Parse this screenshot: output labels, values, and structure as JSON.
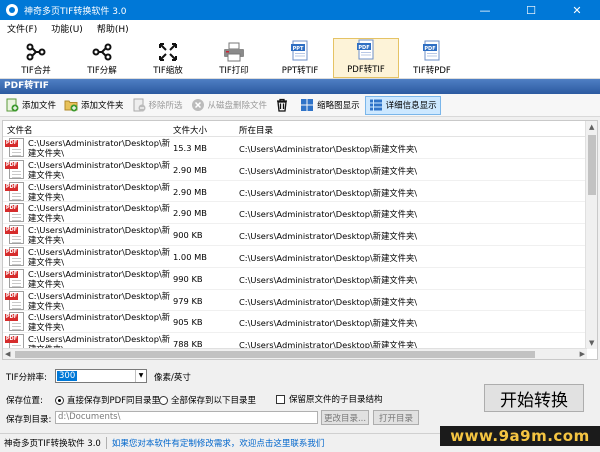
{
  "window": {
    "title": "神奇多页TIF转换软件 3.0",
    "controls": [
      "—",
      "☐",
      "✕"
    ]
  },
  "menu": [
    "文件(F)",
    "功能(U)",
    "帮助(H)"
  ],
  "toolbar": {
    "tools": [
      {
        "label": "TIF合并",
        "icon": "merge-icon"
      },
      {
        "label": "TIF分解",
        "icon": "split-icon"
      },
      {
        "label": "TIF缩放",
        "icon": "resize-icon"
      },
      {
        "label": "TIF打印",
        "icon": "printer-icon"
      },
      {
        "label": "PPT转TIF",
        "icon": "ppt-icon",
        "badge": "PPT"
      },
      {
        "label": "PDF转TIF",
        "icon": "pdf-icon",
        "badge": "PDF",
        "active": true
      },
      {
        "label": "TIF转PDF",
        "icon": "pdf-icon",
        "badge": "PDF"
      }
    ]
  },
  "section_title": "PDF转TIF",
  "actions": {
    "add_file": "添加文件",
    "add_folder": "添加文件夹",
    "remove_selected": "移除所选",
    "delete_from_disk": "从磁盘删除文件",
    "thumbnail_view": "缩略图显示",
    "detail_view": "详细信息显示"
  },
  "grid": {
    "columns": [
      "文件名",
      "文件大小",
      "所在目录"
    ],
    "rows": [
      {
        "name": "C:\\Users\\Administrator\\Desktop\\新建文件夹\\",
        "size": "15.3 MB",
        "dir": "C:\\Users\\Administrator\\Desktop\\新建文件夹\\"
      },
      {
        "name": "C:\\Users\\Administrator\\Desktop\\新建文件夹\\",
        "size": "2.90 MB",
        "dir": "C:\\Users\\Administrator\\Desktop\\新建文件夹\\"
      },
      {
        "name": "C:\\Users\\Administrator\\Desktop\\新建文件夹\\",
        "size": "2.90 MB",
        "dir": "C:\\Users\\Administrator\\Desktop\\新建文件夹\\"
      },
      {
        "name": "C:\\Users\\Administrator\\Desktop\\新建文件夹\\",
        "size": "2.90 MB",
        "dir": "C:\\Users\\Administrator\\Desktop\\新建文件夹\\"
      },
      {
        "name": "C:\\Users\\Administrator\\Desktop\\新建文件夹\\",
        "size": "900 KB",
        "dir": "C:\\Users\\Administrator\\Desktop\\新建文件夹\\"
      },
      {
        "name": "C:\\Users\\Administrator\\Desktop\\新建文件夹\\",
        "size": "1.00 MB",
        "dir": "C:\\Users\\Administrator\\Desktop\\新建文件夹\\"
      },
      {
        "name": "C:\\Users\\Administrator\\Desktop\\新建文件夹\\",
        "size": "990 KB",
        "dir": "C:\\Users\\Administrator\\Desktop\\新建文件夹\\"
      },
      {
        "name": "C:\\Users\\Administrator\\Desktop\\新建文件夹\\",
        "size": "979 KB",
        "dir": "C:\\Users\\Administrator\\Desktop\\新建文件夹\\"
      },
      {
        "name": "C:\\Users\\Administrator\\Desktop\\新建文件夹\\",
        "size": "905 KB",
        "dir": "C:\\Users\\Administrator\\Desktop\\新建文件夹\\"
      },
      {
        "name": "C:\\Users\\Administrator\\Desktop\\新建文件夹\\",
        "size": "788 KB",
        "dir": "C:\\Users\\Administrator\\Desktop\\新建文件夹\\"
      }
    ],
    "file_badge": "PDF"
  },
  "settings": {
    "dpi_label": "TIF分辨率:",
    "dpi_value": "300",
    "dpi_unit": "像素/英寸",
    "save_label": "保存位置:",
    "save_same": "直接保存到PDF同目录里",
    "save_other": "全部保存到以下目录里",
    "keep_structure": "保留原文件的子目录结构",
    "save_dir_label": "保存到目录:",
    "save_dir_value": "d:\\Documents\\",
    "change_dir": "更改目录...",
    "open_dir": "打开目录",
    "start": "开始转换"
  },
  "status": {
    "app": "神奇多页TIF转换软件 3.0",
    "message": "如果您对本软件有定制修改需求，欢迎点击这里联系我们"
  },
  "watermark": "www.9a9m.com"
}
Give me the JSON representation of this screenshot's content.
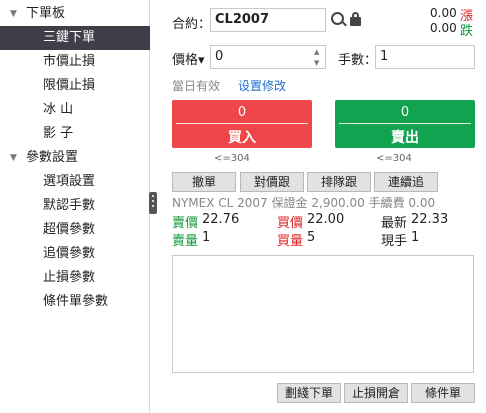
{
  "sidebar": {
    "groups": [
      {
        "label": "下單板",
        "items": [
          "三鍵下單",
          "市價止損",
          "限價止損",
          "冰 山",
          "影 子"
        ]
      },
      {
        "label": "參數設置",
        "items": [
          "選項設置",
          "默認手數",
          "超價參數",
          "追價參數",
          "止損參數",
          "條件單參數"
        ]
      }
    ],
    "selected": "三鍵下單"
  },
  "order": {
    "contract_label": "合約：",
    "contract_value": "CL2007",
    "limit_up_value": "0.00",
    "limit_up_label": "漲",
    "limit_down_value": "0.00",
    "limit_down_label": "跌",
    "price_type_label": "價格▾",
    "price_value": "0",
    "qty_label": "手數：",
    "qty_value": "1",
    "validity_text": "當日有效",
    "settings_link": "设置修改",
    "buy": {
      "qty": "0",
      "label": "買入",
      "hint": "<=304"
    },
    "sell": {
      "qty": "0",
      "label": "賣出",
      "hint": "<=304"
    }
  },
  "toolbar": [
    "撤單",
    "對價跟",
    "排隊跟",
    "連續追"
  ],
  "quote": {
    "info": "NYMEX CL 2007  保證金 2,900.00  手續費 0.00",
    "bid_price_label": "賣價",
    "bid_price": "22.76",
    "bid_qty_label": "賣量",
    "bid_qty": "1",
    "ask_price_label": "買價",
    "ask_price": "22.00",
    "ask_qty_label": "買量",
    "ask_qty": "5",
    "last_label": "最新",
    "last_value": "22.33",
    "volume_label": "現手",
    "volume_value": "1"
  },
  "bottom_buttons": [
    "劃綫下單",
    "止損開倉",
    "條件單"
  ]
}
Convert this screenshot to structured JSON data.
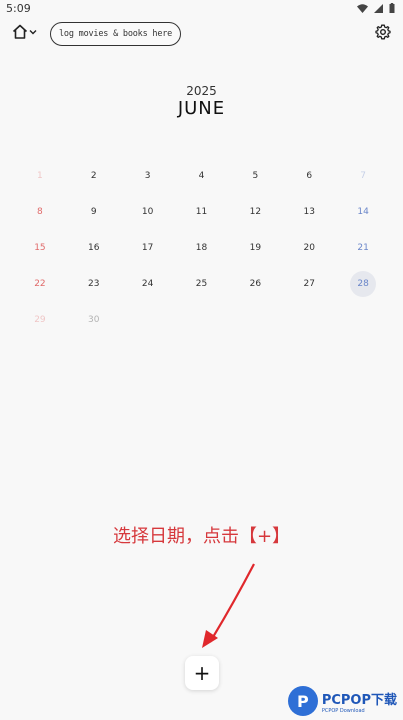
{
  "status": {
    "time": "5:09"
  },
  "header": {
    "tagline": "log movies & books here"
  },
  "calendar": {
    "year": "2025",
    "month": "JUNE",
    "weeks": [
      [
        "1",
        "2",
        "3",
        "4",
        "5",
        "6",
        "7"
      ],
      [
        "8",
        "9",
        "10",
        "11",
        "12",
        "13",
        "14"
      ],
      [
        "15",
        "16",
        "17",
        "18",
        "19",
        "20",
        "21"
      ],
      [
        "22",
        "23",
        "24",
        "25",
        "26",
        "27",
        "28"
      ],
      [
        "29",
        "30",
        "",
        "",
        "",
        "",
        ""
      ]
    ],
    "selected_day": "28"
  },
  "annotation": {
    "text": "选择日期，点击【+】"
  },
  "actions": {
    "add_label": "+"
  },
  "watermark": {
    "main": "PCPOP下载",
    "sub": "PCPOP Download"
  },
  "colors": {
    "sunday": "#e06a6a",
    "saturday": "#6a86c9",
    "annotation": "#d6383c"
  }
}
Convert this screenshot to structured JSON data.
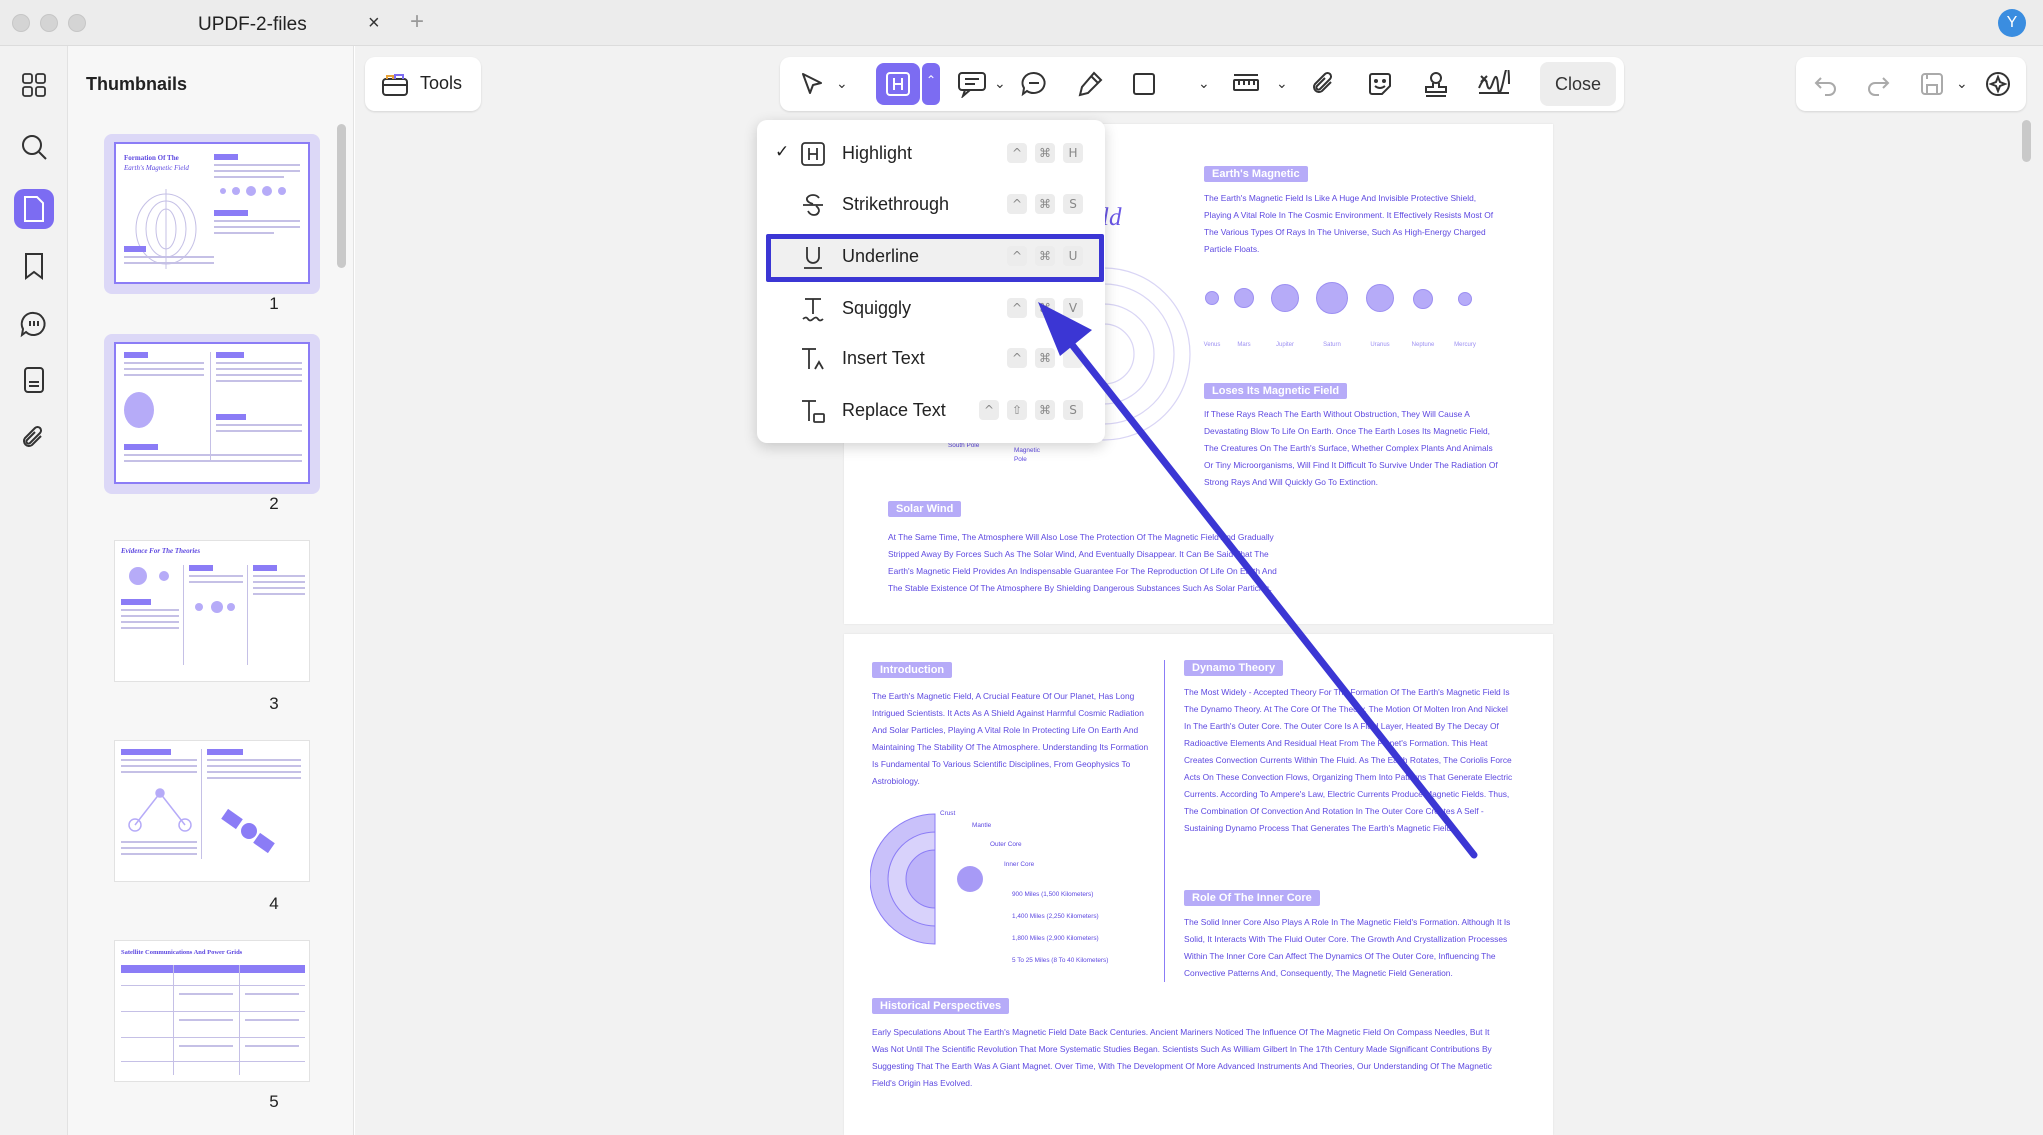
{
  "window": {
    "tab_title": "UPDF-2-files",
    "tab_close": "×",
    "new_tab": "+",
    "user_initial": "Y"
  },
  "sidebar": {
    "thumbnails_title": "Thumbnails",
    "page_numbers": [
      "1",
      "2",
      "3",
      "4",
      "5"
    ]
  },
  "toolbar": {
    "tools_label": "Tools",
    "close_label": "Close"
  },
  "dropdown": {
    "items": [
      {
        "label": "Highlight",
        "checked": true,
        "keys": [
          "^",
          "⌘",
          "H"
        ]
      },
      {
        "label": "Strikethrough",
        "checked": false,
        "keys": [
          "^",
          "⌘",
          "S"
        ]
      },
      {
        "label": "Underline",
        "checked": false,
        "keys": [
          "^",
          "⌘",
          "U"
        ]
      },
      {
        "label": "Squiggly",
        "checked": false,
        "keys": [
          "^",
          "⌘",
          "V"
        ]
      },
      {
        "label": "Insert Text",
        "checked": false,
        "keys": [
          "^",
          "⌘",
          ""
        ]
      },
      {
        "label": "Replace Text",
        "checked": false,
        "keys": [
          "^",
          "⇧",
          "⌘",
          "S"
        ]
      }
    ],
    "check_mark": "✓"
  },
  "page1": {
    "title_fragment": "ld",
    "earths_field_tag": "Earth's Magnetic",
    "earths_field_text": "The Earth's Magnetic Field Is Like A Huge And Invisible Protective Shield, Playing A Vital Role In The Cosmic Environment. It Effectively Resists Most Of The Various Types Of Rays In The Universe, Such As High-Energy Charged Particle Floats.",
    "planets": [
      "Venus",
      "Mars",
      "Jupiter",
      "Saturn",
      "Uranus",
      "Neptune",
      "Mercury"
    ],
    "loses_tag": "Loses Its Magnetic Field",
    "loses_text": "If These Rays Reach The Earth Without Obstruction, They Will Cause A Devastating Blow To Life On Earth. Once The Earth Loses Its Magnetic Field, The Creatures On The Earth's Surface, Whether Complex Plants And Animals Or Tiny Microorganisms, Will Find It Difficult To Survive Under The Radiation Of Strong Rays And Will Quickly Go To Extinction.",
    "solar_tag": "Solar Wind",
    "solar_text": "At The Same Time, The Atmosphere Will Also Lose The Protection Of The Magnetic Field And Gradually Stripped Away By Forces Such As The Solar Wind, And Eventually Disappear. It Can Be Said That The Earth's Magnetic Field Provides An Indispensable Guarantee For The Reproduction Of Life On Earth And The Stable Existence Of The Atmosphere By Shielding Dangerous Substances Such As Solar Particles.",
    "south_pole": "South Pole",
    "magnetic_pole": "Magnetic Pole"
  },
  "page2": {
    "intro_tag": "Introduction",
    "intro_text": "The Earth's Magnetic Field, A Crucial Feature Of Our Planet, Has Long Intrigued Scientists. It Acts As A Shield Against Harmful Cosmic Radiation And Solar Particles, Playing A Vital Role In Protecting Life On Earth And Maintaining The Stability Of The Atmosphere. Understanding Its Formation Is Fundamental To Various Scientific Disciplines, From Geophysics To Astrobiology.",
    "dynamo_tag": "Dynamo Theory",
    "dynamo_text": "The Most Widely - Accepted Theory For The Formation Of The Earth's Magnetic Field Is The Dynamo Theory. At The Core Of The Theory, The Motion Of Molten Iron And Nickel In The Earth's Outer Core. The Outer Core Is A Fluid Layer, Heated By The Decay Of Radioactive Elements And Residual Heat From The Planet's Formation. This Heat Creates Convection Currents Within The Fluid. As The Earth Rotates, The Coriolis Force Acts On These Convection Flows, Organizing Them Into Patterns That Generate Electric Currents. According To Ampere's Law, Electric Currents Produce Magnetic Fields. Thus, The Combination Of Convection And Rotation In The Outer Core Creates A Self - Sustaining Dynamo Process That Generates The Earth's Magnetic Field.",
    "inner_core_tag": "Role Of The Inner Core",
    "inner_core_text": "The Solid Inner Core Also Plays A Role In The Magnetic Field's Formation. Although It Is Solid, It Interacts With The Fluid Outer Core. The Growth And Crystallization Processes Within The Inner Core Can Affect The Dynamics Of The Outer Core, Influencing The Convective Patterns And, Consequently, The Magnetic Field Generation.",
    "historical_tag": "Historical Perspectives",
    "historical_text": "Early Speculations About The Earth's Magnetic Field Date Back Centuries. Ancient Mariners Noticed The Influence Of The Magnetic Field On Compass Needles, But It Was Not Until The Scientific Revolution That More Systematic Studies Began. Scientists Such As William Gilbert In The 17th Century Made Significant Contributions By Suggesting That The Earth Was A Giant Magnet. Over Time, With The Development Of More Advanced Instruments And Theories, Our Understanding Of The Magnetic Field's Origin Has Evolved.",
    "layers": [
      "Crust",
      "Mantle",
      "Outer Core",
      "Inner Core"
    ],
    "depths": [
      "900 Miles (1,500 Kilometers)",
      "1,400 Miles (2,250 Kilometers)",
      "1,800 Miles (2,900 Kilometers)",
      "5 To 25 Miles (8 To 40 Kilometers)"
    ]
  },
  "thumbnails": {
    "t1_title": "Formation Of The",
    "t1_sub": "Earth's Magnetic Field",
    "t3_title": "Evidence For The Theories",
    "t5_title": "Satellite Communications And Power Grids"
  },
  "colors": {
    "accent": "#7c6cf2",
    "doc_text": "#5d48e0",
    "tag_bg": "#b6abf8",
    "arrow": "#3b36d4"
  }
}
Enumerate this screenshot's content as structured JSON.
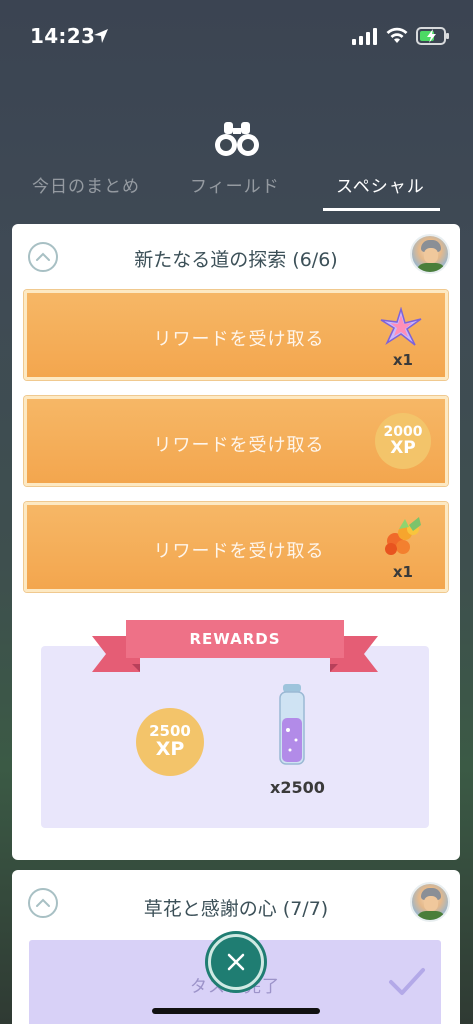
{
  "status_bar": {
    "time": "14:23",
    "icons": [
      "location-arrow-icon",
      "signal-icon",
      "wifi-icon",
      "battery-charging-icon"
    ]
  },
  "header": {
    "icon": "binoculars-icon",
    "tabs": [
      {
        "label": "今日のまとめ",
        "active": false
      },
      {
        "label": "フィールド",
        "active": false
      },
      {
        "label": "スペシャル",
        "active": true
      }
    ]
  },
  "research_card": {
    "title": "新たなる道の探索 (6/6)",
    "rewards": [
      {
        "label": "リワードを受け取る",
        "item_icon": "star-piece-icon",
        "qty": "x1"
      },
      {
        "label": "リワードを受け取る",
        "xp_num": "2000",
        "xp_unit": "XP"
      },
      {
        "label": "リワードを受け取る",
        "item_icon": "incense-flower-icon",
        "qty": "x1"
      }
    ],
    "rewards_banner": "REWARDS",
    "final_rewards": {
      "xp_num": "2500",
      "xp_unit": "XP",
      "item_icon": "stardust-vial-icon",
      "item_qty": "x2500"
    }
  },
  "second_card": {
    "title": "草花と感謝の心 (7/7)",
    "task_label": "タスク完了"
  },
  "colors": {
    "reward_orange": "#f3a64e",
    "ribbon_pink": "#ee7187",
    "panel_lavender": "#e9e6fb",
    "xp_gold": "#f3c46a",
    "close_teal": "#1f7d72"
  }
}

» **SET TASK**: State how many lines of the records hold the string "Patterns", and nothing else.

» **SOLUTION FOR THIS TASK**: 2